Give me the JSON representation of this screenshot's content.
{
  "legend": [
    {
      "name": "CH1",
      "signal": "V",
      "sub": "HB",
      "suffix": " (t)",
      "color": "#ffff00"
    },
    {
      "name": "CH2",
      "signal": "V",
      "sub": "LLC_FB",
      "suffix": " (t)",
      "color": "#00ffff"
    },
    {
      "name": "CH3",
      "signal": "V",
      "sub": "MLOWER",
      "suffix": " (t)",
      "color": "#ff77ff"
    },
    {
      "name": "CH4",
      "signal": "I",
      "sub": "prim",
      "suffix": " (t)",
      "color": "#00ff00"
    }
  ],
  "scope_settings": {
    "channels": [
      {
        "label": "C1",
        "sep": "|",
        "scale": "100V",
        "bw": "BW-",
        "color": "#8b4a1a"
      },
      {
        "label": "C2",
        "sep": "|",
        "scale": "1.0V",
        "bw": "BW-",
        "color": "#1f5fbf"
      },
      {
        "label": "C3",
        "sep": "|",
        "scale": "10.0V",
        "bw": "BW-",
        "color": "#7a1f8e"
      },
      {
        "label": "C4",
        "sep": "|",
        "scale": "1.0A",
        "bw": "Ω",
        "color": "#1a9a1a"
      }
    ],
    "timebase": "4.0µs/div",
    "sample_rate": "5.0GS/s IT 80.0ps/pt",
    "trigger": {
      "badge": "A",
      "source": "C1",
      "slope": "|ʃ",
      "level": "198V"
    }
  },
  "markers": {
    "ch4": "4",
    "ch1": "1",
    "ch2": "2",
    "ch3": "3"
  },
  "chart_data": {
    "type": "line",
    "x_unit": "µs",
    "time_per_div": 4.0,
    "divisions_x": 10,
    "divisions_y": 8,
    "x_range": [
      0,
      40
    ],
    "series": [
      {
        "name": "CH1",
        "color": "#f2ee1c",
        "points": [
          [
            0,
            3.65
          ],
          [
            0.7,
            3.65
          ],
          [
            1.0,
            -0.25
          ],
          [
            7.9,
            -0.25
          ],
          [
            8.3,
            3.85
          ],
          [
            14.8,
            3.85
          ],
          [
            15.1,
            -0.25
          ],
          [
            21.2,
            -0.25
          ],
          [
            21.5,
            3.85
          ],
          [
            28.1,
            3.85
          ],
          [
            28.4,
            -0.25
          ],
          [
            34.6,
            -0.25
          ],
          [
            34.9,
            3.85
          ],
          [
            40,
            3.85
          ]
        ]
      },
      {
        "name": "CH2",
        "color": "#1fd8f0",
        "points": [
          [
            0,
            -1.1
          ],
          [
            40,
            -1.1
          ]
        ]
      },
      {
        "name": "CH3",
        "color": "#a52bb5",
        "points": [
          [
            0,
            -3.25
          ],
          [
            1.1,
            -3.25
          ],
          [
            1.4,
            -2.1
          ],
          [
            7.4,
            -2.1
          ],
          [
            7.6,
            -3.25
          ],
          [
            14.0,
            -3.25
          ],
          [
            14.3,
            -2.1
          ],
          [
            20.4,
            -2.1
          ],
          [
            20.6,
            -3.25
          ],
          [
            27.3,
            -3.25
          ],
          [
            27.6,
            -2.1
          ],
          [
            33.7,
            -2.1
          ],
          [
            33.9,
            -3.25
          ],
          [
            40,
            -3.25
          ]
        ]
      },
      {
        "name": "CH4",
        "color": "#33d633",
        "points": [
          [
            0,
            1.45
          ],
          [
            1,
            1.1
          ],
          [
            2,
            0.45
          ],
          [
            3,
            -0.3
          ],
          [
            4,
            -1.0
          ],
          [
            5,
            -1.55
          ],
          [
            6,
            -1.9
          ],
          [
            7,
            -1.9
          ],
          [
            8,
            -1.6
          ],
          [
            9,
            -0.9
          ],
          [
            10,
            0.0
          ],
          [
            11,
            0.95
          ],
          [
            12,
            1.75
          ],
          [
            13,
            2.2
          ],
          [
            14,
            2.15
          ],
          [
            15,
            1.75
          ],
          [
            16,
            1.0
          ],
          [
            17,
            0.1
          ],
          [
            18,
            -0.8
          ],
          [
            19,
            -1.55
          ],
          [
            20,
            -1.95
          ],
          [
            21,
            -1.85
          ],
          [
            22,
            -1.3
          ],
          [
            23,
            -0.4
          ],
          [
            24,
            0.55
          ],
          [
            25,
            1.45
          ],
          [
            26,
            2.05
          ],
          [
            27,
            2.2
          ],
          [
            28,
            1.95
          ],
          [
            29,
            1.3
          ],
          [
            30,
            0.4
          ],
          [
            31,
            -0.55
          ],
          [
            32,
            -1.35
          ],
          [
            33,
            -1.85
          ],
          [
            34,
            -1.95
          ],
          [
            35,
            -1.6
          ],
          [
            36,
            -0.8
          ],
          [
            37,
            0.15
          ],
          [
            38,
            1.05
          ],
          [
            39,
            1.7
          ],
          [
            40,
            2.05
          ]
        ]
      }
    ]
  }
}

────

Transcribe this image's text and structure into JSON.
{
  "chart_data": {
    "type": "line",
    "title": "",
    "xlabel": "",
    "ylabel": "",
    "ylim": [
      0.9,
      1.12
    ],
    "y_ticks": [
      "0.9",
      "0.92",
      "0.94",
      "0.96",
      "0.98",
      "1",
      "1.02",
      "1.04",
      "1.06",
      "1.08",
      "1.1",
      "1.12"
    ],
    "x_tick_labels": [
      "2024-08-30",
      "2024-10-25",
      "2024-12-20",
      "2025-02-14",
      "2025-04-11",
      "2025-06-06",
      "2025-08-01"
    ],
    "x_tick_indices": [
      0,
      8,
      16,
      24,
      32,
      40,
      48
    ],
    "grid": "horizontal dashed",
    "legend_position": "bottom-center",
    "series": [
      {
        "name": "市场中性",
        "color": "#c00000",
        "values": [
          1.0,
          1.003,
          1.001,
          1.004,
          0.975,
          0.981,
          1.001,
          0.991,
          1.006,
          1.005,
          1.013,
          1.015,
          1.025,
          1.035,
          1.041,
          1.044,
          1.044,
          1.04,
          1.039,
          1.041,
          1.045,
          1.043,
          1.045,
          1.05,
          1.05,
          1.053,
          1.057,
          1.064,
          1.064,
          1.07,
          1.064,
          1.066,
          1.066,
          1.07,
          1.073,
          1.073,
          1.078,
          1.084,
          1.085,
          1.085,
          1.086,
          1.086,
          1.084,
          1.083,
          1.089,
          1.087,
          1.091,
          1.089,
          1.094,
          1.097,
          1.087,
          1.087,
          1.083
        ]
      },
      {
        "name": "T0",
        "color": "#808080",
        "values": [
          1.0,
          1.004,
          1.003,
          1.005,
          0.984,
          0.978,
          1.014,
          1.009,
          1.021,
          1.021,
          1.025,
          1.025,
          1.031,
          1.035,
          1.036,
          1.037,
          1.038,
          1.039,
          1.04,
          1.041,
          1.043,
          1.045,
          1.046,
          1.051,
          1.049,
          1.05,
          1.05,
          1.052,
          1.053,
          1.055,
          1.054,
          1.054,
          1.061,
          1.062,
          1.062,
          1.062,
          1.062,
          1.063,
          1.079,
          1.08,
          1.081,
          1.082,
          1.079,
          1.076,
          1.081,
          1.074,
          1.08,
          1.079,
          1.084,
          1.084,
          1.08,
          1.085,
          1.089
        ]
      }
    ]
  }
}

────

## PROBLEM TO WORK ON:
Show the lines where the word "JSON" appears in the entries.

## ANSWER TO THE EXERCISE:
Give me the JSON representation of this screenshot's content.
Transcribe this image's text and structure into JSON.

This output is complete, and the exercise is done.